Exercise description: Search the records below for the word "name" and show every line where it occurs.

Dataset records:
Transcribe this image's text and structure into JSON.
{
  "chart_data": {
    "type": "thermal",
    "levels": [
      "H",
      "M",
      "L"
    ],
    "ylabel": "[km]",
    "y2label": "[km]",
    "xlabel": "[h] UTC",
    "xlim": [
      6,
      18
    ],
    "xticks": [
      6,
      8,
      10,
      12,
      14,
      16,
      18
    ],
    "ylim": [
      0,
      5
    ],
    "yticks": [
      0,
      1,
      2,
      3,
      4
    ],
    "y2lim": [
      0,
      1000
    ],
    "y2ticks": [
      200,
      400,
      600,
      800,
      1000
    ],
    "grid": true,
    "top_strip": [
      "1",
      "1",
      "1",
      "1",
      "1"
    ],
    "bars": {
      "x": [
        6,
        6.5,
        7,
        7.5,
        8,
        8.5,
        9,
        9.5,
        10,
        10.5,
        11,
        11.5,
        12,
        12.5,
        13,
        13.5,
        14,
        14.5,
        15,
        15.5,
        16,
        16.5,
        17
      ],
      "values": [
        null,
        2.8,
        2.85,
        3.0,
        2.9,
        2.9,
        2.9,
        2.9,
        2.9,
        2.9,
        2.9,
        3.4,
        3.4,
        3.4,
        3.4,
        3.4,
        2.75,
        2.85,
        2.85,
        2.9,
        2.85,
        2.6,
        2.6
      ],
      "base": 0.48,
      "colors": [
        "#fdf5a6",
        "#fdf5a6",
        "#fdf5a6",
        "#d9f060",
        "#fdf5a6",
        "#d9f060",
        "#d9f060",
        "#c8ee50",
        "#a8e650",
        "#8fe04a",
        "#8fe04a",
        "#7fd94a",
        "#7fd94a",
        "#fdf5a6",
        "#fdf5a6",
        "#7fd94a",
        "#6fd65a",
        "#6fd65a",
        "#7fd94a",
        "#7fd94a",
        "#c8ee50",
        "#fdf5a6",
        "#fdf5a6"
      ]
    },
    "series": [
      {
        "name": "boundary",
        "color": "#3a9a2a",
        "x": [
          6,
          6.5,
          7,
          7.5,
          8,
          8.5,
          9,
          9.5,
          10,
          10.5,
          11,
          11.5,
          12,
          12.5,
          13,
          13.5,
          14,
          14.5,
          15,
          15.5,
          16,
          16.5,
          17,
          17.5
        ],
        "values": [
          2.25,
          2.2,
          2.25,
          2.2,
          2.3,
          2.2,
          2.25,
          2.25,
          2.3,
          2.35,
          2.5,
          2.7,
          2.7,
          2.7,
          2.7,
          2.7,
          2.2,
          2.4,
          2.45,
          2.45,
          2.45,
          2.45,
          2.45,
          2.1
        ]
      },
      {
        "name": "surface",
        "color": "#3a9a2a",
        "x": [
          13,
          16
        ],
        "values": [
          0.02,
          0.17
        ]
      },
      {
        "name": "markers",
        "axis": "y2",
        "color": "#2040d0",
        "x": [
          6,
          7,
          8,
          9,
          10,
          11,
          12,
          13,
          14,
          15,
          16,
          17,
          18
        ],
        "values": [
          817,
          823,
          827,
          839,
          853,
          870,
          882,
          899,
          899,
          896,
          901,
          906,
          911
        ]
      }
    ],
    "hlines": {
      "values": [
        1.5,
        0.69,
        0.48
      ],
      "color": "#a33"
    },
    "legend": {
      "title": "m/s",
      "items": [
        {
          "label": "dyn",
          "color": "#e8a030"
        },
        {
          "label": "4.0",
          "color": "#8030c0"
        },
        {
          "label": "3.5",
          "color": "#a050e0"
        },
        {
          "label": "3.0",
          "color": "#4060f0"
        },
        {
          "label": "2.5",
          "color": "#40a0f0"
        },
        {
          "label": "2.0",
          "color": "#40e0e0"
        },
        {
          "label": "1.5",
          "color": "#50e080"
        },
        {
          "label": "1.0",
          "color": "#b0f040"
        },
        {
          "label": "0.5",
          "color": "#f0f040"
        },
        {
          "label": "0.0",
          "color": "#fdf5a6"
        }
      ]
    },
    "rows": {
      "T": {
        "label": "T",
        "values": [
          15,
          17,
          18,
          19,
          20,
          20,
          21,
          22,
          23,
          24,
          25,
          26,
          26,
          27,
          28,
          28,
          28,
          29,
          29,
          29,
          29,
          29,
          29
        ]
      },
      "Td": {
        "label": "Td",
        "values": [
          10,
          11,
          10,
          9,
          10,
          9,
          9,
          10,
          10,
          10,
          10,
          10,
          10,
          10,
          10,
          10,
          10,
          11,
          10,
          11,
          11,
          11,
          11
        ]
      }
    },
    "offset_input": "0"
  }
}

Exercise result:
        "name": "boundary",
        "name": "surface",
        "name": "markers",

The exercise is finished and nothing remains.